■ **PROMPT**: Using the data beneath, show every line that includes the word "거절하라".

■ **SUPPLIED MATERIAL**:

^^^^

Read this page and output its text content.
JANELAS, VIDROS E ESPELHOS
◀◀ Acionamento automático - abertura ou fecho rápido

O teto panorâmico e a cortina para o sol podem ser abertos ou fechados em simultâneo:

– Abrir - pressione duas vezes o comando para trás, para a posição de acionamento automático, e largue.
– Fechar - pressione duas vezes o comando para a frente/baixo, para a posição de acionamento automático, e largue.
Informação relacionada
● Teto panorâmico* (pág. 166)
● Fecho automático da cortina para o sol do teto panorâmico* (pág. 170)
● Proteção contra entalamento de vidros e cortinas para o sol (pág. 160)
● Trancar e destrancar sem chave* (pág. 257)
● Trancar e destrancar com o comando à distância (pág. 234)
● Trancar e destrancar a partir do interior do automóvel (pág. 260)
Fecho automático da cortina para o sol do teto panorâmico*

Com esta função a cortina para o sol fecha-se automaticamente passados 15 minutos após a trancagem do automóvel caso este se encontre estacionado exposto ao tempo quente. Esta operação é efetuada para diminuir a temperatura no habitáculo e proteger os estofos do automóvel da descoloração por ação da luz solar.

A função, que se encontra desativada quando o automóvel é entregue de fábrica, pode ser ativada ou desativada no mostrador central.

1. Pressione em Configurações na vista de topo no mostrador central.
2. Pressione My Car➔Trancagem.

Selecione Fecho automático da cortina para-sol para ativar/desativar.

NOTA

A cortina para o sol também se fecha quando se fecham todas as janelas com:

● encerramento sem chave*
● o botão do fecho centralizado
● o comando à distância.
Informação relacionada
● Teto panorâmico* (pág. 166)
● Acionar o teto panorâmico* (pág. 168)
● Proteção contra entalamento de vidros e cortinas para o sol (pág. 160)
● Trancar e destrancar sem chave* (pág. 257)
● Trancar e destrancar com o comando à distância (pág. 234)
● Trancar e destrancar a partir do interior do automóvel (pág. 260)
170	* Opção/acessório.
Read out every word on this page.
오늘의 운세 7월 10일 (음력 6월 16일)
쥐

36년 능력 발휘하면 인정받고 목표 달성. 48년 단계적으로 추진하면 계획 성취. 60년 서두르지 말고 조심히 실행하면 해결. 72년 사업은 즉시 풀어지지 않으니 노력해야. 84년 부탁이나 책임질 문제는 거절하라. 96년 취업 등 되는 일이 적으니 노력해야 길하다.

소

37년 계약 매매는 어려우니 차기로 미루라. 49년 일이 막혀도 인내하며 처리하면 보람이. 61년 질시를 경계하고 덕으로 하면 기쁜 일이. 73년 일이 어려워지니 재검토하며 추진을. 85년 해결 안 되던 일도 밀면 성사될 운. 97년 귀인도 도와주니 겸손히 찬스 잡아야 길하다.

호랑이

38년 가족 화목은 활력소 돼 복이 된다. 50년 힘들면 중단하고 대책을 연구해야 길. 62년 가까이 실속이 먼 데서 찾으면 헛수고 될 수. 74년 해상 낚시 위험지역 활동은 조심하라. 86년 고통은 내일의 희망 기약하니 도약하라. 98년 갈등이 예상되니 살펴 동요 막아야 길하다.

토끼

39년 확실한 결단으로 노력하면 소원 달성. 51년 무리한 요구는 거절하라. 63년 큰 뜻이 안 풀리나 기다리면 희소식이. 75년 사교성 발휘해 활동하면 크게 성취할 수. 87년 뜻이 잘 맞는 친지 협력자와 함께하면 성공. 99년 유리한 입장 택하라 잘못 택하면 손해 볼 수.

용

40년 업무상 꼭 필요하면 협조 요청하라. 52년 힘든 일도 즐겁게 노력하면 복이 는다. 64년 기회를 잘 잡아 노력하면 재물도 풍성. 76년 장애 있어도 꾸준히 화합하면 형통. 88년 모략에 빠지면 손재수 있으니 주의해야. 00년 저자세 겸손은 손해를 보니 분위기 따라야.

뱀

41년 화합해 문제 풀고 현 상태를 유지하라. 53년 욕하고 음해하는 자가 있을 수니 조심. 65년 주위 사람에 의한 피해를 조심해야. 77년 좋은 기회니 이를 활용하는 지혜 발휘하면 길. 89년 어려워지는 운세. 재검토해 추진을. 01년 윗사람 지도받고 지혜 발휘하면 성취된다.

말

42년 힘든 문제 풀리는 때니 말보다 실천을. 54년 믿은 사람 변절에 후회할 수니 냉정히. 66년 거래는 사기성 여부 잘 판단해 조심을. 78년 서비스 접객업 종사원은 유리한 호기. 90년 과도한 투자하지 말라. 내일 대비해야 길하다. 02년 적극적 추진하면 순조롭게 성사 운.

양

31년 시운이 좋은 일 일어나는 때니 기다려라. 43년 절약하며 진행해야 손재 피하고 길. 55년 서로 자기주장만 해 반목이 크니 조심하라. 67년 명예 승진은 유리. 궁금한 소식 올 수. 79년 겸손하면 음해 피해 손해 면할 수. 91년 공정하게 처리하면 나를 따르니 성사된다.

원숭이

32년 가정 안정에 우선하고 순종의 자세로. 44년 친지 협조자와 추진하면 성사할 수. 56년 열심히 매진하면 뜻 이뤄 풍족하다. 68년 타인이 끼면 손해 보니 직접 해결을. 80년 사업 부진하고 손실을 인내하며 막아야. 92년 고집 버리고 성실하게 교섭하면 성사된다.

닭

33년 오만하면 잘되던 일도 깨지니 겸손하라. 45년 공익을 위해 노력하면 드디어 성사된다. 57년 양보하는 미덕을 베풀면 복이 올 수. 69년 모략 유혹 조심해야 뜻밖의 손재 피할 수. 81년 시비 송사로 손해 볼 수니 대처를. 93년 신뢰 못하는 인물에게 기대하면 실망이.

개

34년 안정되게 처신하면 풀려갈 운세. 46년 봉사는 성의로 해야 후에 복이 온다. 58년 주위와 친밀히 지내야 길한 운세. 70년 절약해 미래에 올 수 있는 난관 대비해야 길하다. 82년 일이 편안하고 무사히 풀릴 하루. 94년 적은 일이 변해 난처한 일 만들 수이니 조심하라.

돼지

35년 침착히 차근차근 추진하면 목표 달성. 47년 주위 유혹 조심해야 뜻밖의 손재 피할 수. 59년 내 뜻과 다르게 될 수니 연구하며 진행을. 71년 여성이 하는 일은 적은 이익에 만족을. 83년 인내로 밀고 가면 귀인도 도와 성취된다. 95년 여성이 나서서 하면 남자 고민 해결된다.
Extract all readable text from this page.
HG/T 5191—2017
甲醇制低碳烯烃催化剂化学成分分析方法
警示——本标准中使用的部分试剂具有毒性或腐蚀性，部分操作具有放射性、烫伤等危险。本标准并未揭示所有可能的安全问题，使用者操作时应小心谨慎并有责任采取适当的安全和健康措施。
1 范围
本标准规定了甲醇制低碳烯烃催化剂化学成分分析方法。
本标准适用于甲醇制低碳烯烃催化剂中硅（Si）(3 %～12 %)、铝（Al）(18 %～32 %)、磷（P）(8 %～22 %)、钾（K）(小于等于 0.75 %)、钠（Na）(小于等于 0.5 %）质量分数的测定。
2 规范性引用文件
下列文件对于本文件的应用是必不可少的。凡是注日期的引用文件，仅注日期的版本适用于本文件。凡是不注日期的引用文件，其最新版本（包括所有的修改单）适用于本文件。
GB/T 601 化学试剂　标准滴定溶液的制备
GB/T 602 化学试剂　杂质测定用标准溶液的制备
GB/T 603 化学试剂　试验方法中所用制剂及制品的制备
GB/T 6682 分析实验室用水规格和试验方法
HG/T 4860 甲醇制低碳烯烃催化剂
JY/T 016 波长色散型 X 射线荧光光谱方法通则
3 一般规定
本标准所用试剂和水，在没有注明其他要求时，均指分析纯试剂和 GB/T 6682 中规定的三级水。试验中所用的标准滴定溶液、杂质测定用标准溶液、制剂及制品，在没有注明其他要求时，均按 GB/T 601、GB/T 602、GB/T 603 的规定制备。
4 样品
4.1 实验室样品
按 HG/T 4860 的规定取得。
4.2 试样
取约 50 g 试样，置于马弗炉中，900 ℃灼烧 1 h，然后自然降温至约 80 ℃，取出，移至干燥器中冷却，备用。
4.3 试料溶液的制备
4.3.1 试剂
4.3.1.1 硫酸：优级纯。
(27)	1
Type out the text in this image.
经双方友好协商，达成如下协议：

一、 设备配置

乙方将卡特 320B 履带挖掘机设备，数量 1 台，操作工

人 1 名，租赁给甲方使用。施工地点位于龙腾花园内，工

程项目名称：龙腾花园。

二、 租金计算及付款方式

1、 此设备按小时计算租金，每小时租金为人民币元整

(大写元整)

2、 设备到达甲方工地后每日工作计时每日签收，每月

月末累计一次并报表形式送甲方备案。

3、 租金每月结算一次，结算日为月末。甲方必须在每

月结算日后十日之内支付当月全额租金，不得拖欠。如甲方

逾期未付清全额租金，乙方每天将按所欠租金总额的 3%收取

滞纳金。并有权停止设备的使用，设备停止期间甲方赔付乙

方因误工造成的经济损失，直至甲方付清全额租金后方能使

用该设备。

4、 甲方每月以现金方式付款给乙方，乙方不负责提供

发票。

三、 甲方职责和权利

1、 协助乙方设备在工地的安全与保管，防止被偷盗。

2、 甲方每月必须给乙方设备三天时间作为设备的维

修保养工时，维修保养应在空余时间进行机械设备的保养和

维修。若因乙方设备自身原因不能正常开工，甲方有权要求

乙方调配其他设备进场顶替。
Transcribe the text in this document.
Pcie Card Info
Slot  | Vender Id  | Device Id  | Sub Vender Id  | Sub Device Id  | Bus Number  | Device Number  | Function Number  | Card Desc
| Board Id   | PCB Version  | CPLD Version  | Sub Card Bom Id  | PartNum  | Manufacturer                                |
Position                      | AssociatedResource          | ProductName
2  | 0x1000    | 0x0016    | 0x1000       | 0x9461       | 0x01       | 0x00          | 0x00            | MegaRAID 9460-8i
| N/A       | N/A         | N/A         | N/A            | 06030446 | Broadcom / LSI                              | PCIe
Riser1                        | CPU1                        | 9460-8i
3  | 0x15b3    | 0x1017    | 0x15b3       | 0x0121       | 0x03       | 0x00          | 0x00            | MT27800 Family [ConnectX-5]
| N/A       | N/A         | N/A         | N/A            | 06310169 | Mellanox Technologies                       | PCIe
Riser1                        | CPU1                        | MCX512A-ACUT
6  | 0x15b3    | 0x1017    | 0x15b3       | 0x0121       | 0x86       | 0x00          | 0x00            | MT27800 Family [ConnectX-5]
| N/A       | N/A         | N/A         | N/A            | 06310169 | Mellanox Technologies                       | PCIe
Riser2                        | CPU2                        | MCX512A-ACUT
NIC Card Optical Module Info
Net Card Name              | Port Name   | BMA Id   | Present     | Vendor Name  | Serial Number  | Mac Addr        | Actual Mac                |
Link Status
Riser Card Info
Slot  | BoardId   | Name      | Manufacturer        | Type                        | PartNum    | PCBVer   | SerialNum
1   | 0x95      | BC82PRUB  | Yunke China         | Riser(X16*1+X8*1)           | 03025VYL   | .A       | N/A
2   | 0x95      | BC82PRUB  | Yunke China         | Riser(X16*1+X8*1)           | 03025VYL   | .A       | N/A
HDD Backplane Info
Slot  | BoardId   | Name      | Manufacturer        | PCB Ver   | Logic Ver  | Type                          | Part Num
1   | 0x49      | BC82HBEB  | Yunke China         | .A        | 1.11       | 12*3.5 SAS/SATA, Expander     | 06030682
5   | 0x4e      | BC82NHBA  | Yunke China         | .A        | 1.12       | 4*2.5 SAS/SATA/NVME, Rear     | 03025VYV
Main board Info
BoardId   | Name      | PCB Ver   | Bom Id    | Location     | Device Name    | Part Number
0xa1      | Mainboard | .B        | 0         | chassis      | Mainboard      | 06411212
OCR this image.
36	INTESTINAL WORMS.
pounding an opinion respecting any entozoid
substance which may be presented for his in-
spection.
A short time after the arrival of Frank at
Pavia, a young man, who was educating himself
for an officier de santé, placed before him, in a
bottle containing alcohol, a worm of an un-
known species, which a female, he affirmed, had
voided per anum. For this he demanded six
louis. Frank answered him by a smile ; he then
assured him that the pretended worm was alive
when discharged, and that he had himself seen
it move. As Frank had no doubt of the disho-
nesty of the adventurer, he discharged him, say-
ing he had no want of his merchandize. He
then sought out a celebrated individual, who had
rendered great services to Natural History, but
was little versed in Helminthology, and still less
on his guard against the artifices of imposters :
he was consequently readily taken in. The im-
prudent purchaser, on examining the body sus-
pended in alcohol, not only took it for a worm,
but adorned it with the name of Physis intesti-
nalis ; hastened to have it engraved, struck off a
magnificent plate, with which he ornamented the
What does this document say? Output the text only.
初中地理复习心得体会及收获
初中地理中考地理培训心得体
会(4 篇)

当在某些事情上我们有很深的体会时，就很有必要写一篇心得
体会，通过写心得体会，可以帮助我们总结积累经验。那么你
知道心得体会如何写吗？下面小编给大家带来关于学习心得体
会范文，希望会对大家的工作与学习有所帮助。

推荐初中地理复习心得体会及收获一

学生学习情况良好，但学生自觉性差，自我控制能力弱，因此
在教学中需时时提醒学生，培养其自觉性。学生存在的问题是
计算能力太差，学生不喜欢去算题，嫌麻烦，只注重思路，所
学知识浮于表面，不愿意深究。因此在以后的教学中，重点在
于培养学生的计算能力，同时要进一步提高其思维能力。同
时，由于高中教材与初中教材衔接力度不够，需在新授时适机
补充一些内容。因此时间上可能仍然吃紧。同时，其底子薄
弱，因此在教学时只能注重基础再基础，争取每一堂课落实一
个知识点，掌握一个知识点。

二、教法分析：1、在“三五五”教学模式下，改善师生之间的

^^^^

■ **SOLVED EXERCISE**:
36년 능력 발휘하면 인정받고 목표 달성. 48년 단계적으로 추진하면 계획 성취. 60년 서두르지 말고 조심히 실행하면 해결. 72년 사업은 즉시 풀어지지 않으니 노력해야. 84년 부탁이나 책임질 문제는 거절하라. 96년 취업 등 되는 일이 적으니 노력해야 길하다.
39년 확실한 결단으로 노력하면 소원 달성. 51년 무리한 요구는 거절하라. 63년 큰 뜻이 안 풀리나 기다리면 희소식이. 75년 사교성 발휘해 활동하면 크게 성취할 수. 87년 뜻이 잘 맞는 친지 협력자와 함께하면 성공. 99년 유리한 입장 택하라 잘못 택하면 손해 볼 수.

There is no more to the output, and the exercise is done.